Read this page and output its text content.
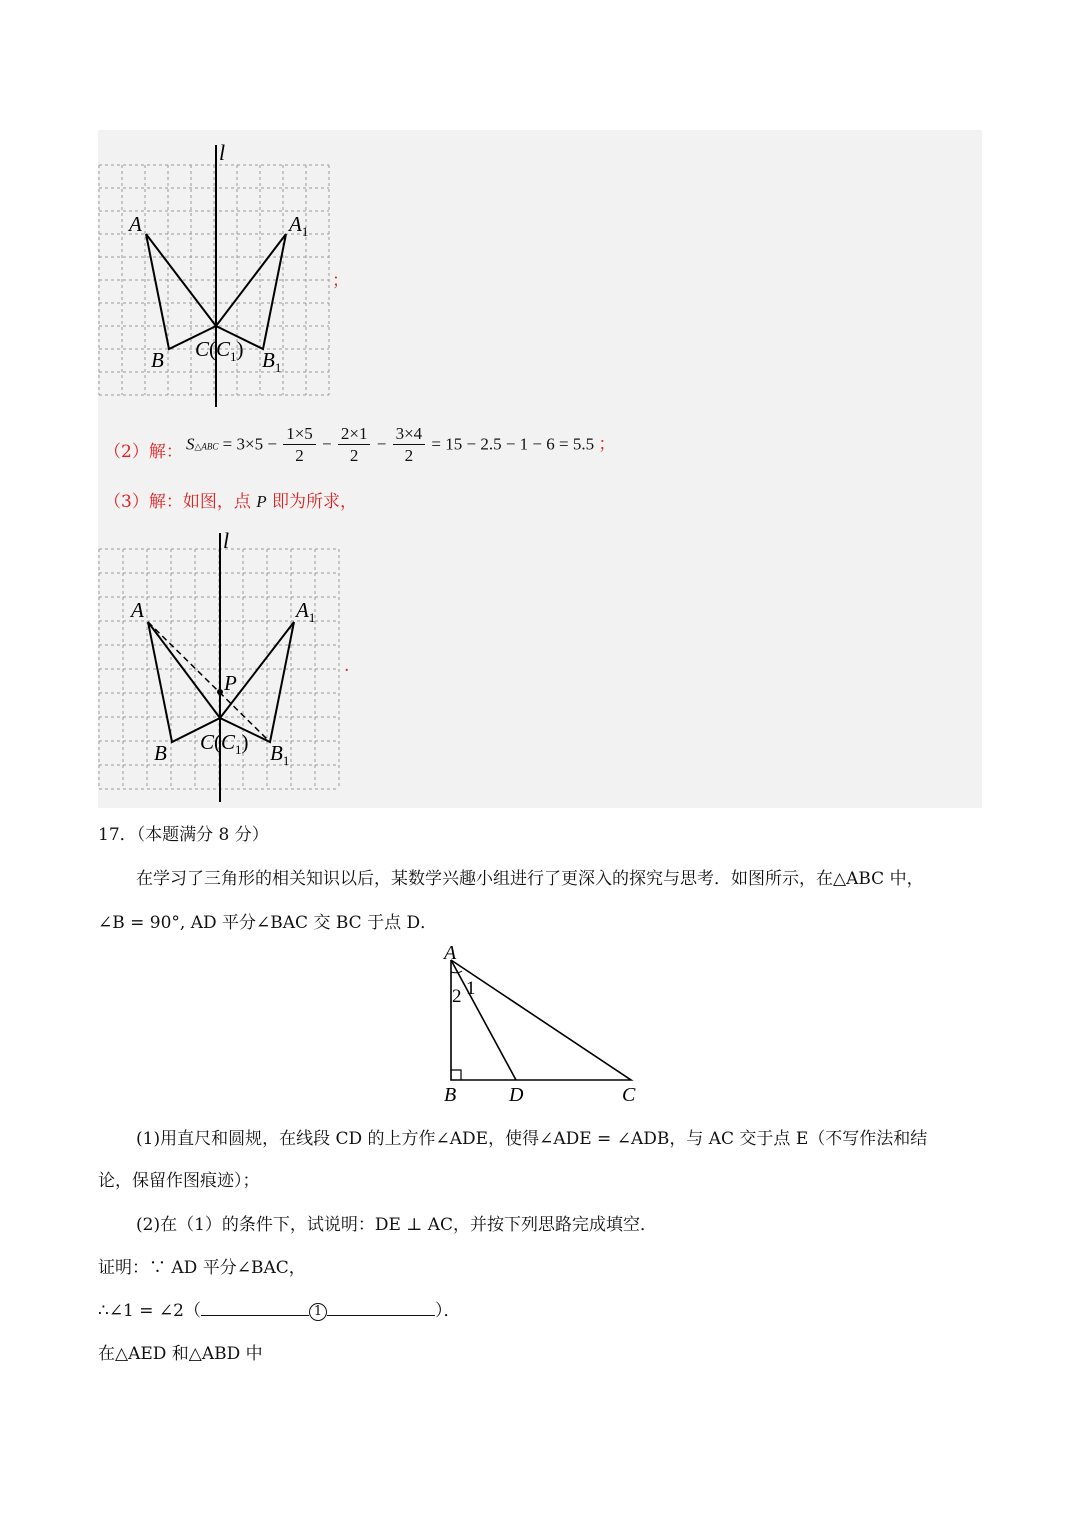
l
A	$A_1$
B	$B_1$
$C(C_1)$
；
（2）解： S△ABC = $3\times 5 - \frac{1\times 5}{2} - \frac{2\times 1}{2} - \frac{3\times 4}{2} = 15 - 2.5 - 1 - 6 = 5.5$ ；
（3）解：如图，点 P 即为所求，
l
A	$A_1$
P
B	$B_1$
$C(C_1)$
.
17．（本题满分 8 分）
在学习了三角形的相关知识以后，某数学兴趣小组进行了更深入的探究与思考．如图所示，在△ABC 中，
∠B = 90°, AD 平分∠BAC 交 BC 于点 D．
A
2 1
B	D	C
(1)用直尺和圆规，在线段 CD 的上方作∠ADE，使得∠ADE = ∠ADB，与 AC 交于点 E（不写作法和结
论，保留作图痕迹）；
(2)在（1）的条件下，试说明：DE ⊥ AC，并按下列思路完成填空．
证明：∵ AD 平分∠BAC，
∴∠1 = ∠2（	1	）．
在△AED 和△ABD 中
========
*Problem statement:* Copy the material above in full and exactly, skipping pictures.

*Full answer:*
Read this page and output its text content.
l
A	$A_1$
B	$B_1$
$C(C_1)$
；
（2）解： S△ABC = $3\times 5 - \frac{1\times 5}{2} - \frac{2\times 1}{2} - \frac{3\times 4}{2} = 15 - 2.5 - 1 - 6 = 5.5$ ；
（3）解：如图，点 P 即为所求，
l
A	$A_1$
P
B	$B_1$
$C(C_1)$
.
17．（本题满分 8 分）
在学习了三角形的相关知识以后，某数学兴趣小组进行了更深入的探究与思考．如图所示，在△ABC 中，
∠B = 90°, AD 平分∠BAC 交 BC 于点 D．
A
2 1
B	D	C
(1)用直尺和圆规，在线段 CD 的上方作∠ADE，使得∠ADE = ∠ADB，与 AC 交于点 E（不写作法和结
论，保留作图痕迹）；
(2)在（1）的条件下，试说明：DE ⊥ AC，并按下列思路完成填空．
证明：∵ AD 平分∠BAC，
∴∠1 = ∠2（	1	）．
在△AED 和△ABD 中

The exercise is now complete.